Task: Write each record again exactly as it stands.

Source data:
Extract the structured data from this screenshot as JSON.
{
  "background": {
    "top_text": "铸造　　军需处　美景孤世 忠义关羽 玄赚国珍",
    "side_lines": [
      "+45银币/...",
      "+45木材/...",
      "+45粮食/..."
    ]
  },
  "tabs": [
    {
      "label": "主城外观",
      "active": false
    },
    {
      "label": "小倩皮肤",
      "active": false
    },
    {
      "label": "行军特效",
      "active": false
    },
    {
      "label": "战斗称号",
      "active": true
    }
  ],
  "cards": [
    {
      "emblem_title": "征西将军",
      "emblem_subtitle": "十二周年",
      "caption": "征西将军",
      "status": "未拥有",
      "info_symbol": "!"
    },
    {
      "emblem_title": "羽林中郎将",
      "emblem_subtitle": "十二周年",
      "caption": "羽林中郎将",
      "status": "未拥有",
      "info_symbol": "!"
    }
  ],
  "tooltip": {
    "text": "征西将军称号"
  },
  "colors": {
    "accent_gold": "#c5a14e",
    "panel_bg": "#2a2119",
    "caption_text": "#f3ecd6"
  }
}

Worked solution:
Extract the structured data from this screenshot as JSON.
{
  "background": {
    "top_text": "铸造　　军需处　美景孤世 忠义关羽 玄赚国珍",
    "side_lines": [
      "+45银币/...",
      "+45木材/...",
      "+45粮食/..."
    ]
  },
  "tabs": [
    {
      "label": "主城外观",
      "active": false
    },
    {
      "label": "小倩皮肤",
      "active": false
    },
    {
      "label": "行军特效",
      "active": false
    },
    {
      "label": "战斗称号",
      "active": true
    }
  ],
  "cards": [
    {
      "emblem_title": "征西将军",
      "emblem_subtitle": "十二周年",
      "caption": "征西将军",
      "status": "未拥有",
      "info_symbol": "!"
    },
    {
      "emblem_title": "羽林中郎将",
      "emblem_subtitle": "十二周年",
      "caption": "羽林中郎将",
      "status": "未拥有",
      "info_symbol": "!"
    }
  ],
  "tooltip": {
    "text": "征西将军称号"
  },
  "colors": {
    "accent_gold": "#c5a14e",
    "panel_bg": "#2a2119",
    "caption_text": "#f3ecd6"
  }
}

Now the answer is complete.